Problem to work on:
Select lines where the word "Lampung" appears.

Dataset items
__________________________________________________

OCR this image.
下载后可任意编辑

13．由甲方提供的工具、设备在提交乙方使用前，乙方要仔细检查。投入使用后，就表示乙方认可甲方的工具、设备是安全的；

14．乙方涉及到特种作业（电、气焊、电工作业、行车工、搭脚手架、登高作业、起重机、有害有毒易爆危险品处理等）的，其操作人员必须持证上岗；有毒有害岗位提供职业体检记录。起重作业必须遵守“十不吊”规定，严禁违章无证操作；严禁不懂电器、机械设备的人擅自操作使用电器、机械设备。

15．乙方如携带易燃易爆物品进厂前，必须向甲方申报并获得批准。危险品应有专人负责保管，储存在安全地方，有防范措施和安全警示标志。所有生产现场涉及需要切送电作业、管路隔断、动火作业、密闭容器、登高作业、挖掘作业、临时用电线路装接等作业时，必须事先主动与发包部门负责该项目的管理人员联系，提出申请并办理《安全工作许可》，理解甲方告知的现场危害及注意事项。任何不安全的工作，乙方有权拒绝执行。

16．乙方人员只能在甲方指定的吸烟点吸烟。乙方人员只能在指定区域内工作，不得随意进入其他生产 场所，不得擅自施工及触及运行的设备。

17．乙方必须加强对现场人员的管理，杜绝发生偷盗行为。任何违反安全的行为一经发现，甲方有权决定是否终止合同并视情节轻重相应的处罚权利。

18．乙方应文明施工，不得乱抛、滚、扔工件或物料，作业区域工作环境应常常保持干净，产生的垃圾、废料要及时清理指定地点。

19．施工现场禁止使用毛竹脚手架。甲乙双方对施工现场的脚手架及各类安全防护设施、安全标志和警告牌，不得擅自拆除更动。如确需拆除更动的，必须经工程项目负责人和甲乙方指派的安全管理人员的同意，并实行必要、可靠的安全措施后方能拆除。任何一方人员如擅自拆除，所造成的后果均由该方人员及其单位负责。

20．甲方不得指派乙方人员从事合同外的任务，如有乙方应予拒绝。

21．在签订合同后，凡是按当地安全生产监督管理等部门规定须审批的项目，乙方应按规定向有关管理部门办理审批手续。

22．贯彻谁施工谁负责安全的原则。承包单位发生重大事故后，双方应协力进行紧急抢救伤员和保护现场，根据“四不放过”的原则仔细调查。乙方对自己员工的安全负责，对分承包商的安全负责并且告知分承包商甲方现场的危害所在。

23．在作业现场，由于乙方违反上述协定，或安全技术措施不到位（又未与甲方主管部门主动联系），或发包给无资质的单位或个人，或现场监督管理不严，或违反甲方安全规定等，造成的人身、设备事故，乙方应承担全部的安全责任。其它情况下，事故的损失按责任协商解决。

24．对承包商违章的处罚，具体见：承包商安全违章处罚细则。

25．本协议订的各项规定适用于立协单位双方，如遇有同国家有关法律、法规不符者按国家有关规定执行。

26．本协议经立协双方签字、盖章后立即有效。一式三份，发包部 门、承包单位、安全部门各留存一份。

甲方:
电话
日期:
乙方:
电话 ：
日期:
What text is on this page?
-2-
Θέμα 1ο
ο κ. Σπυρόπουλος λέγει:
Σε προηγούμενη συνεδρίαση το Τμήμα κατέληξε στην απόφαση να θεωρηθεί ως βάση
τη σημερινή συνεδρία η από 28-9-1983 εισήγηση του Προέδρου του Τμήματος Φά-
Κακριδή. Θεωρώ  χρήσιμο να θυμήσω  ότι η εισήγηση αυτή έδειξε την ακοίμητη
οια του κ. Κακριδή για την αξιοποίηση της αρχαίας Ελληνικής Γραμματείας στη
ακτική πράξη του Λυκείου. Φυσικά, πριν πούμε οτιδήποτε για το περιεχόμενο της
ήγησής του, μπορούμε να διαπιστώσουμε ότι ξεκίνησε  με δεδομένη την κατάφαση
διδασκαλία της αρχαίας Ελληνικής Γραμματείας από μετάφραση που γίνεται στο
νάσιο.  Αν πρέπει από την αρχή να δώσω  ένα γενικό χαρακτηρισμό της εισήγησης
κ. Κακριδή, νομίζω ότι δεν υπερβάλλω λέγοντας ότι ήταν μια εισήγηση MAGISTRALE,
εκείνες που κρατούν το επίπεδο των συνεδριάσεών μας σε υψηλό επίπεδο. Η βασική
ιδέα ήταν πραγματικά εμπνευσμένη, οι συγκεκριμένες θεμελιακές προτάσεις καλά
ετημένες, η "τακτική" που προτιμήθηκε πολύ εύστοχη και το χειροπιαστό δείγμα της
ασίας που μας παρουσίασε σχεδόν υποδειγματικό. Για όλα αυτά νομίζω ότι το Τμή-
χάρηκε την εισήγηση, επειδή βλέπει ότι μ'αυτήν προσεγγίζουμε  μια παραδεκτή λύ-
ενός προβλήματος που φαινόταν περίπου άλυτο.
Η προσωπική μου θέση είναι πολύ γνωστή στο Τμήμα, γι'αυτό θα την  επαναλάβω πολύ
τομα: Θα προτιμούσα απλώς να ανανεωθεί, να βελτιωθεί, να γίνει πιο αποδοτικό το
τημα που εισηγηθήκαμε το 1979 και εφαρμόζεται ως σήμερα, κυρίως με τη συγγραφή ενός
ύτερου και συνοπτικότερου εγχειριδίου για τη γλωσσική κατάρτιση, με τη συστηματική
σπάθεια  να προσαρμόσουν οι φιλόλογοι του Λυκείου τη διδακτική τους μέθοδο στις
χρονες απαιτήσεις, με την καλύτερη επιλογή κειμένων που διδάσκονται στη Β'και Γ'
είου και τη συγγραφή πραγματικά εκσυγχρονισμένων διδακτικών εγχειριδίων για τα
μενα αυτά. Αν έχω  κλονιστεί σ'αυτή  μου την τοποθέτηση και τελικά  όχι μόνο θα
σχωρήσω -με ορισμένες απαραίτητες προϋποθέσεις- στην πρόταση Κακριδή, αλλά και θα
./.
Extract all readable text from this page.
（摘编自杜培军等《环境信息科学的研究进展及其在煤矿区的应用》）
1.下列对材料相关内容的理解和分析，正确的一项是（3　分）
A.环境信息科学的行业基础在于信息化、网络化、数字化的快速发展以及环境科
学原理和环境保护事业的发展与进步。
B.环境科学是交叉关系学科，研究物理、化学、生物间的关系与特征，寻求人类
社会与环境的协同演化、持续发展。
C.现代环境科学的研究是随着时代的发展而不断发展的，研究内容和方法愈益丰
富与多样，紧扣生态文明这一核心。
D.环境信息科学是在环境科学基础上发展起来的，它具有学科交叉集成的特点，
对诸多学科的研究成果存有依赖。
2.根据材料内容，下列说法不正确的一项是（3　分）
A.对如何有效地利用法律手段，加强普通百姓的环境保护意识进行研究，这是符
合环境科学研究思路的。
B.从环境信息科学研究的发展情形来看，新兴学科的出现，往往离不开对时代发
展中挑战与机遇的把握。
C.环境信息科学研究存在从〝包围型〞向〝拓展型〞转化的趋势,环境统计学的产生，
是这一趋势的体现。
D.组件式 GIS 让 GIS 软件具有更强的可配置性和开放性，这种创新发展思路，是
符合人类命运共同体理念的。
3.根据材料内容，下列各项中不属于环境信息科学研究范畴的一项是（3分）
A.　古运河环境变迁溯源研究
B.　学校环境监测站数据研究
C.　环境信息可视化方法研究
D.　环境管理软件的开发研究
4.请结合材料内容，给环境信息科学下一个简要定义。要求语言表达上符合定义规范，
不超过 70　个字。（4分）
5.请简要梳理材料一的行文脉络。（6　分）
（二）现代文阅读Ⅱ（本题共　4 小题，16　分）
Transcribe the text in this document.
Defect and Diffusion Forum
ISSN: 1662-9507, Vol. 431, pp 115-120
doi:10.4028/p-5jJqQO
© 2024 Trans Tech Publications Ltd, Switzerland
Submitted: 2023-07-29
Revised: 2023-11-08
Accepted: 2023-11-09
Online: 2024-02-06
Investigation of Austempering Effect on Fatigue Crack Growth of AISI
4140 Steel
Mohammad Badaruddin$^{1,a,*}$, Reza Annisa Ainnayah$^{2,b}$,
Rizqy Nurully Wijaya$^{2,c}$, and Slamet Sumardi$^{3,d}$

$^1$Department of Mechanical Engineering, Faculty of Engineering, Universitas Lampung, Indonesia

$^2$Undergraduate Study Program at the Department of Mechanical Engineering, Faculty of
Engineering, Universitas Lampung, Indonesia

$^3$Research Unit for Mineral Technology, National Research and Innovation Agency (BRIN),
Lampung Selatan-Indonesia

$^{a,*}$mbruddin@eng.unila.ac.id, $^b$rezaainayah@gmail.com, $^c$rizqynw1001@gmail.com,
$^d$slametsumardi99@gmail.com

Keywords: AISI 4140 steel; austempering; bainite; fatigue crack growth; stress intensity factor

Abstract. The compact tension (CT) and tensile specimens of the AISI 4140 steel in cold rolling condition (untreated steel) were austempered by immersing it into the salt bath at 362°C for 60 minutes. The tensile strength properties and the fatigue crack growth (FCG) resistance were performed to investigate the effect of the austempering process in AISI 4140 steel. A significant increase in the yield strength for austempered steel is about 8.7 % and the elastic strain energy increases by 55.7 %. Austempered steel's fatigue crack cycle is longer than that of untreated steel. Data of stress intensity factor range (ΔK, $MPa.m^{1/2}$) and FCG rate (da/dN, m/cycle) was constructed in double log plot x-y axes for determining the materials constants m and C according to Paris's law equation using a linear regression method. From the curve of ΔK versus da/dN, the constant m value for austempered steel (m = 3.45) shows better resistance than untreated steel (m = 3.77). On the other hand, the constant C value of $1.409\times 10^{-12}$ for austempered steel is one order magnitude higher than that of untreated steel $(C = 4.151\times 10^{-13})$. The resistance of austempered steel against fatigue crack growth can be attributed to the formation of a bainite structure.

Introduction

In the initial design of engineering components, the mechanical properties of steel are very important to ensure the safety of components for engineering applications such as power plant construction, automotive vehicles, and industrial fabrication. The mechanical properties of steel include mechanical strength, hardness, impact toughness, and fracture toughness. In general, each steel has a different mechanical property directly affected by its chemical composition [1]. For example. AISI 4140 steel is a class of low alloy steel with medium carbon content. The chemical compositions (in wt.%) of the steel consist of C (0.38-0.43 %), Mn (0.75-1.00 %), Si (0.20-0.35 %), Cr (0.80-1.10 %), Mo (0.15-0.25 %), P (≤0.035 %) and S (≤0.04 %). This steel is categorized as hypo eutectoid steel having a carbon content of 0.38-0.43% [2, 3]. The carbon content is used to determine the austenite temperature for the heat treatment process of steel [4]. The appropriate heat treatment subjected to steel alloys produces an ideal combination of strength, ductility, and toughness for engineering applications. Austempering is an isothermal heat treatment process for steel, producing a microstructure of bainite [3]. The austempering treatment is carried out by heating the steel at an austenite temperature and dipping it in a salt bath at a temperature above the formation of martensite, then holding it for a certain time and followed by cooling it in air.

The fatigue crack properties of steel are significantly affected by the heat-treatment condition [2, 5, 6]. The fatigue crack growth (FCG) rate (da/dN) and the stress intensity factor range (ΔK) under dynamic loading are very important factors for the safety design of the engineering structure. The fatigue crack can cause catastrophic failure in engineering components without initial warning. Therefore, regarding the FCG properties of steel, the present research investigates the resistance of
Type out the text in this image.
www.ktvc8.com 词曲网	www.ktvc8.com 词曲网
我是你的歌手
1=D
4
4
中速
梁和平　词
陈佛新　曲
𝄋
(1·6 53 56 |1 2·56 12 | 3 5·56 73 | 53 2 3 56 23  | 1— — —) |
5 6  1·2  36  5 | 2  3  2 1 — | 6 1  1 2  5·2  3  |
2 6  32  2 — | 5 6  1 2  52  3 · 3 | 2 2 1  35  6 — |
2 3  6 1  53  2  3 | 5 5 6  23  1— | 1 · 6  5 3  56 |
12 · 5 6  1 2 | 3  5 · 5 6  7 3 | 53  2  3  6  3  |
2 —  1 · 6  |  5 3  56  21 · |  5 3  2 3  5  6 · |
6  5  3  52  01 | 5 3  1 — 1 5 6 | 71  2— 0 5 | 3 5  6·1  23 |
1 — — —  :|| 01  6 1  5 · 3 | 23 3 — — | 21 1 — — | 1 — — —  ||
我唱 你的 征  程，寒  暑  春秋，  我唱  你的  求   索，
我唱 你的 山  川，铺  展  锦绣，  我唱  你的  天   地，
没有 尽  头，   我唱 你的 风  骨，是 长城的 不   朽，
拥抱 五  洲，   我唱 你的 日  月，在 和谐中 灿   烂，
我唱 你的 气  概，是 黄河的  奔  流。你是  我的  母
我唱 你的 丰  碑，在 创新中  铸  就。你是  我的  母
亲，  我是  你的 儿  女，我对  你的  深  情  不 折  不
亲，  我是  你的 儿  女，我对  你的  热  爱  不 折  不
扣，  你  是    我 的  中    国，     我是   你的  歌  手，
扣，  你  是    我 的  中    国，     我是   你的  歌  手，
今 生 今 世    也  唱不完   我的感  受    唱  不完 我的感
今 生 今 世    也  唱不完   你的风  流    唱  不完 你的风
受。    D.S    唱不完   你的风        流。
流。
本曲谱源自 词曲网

__________________________________________________

Result:
$^1$Department of Mechanical Engineering, Faculty of Engineering, Universitas Lampung, Indonesia
Engineering, Universitas Lampung, Indonesia
Lampung Selatan-Indonesia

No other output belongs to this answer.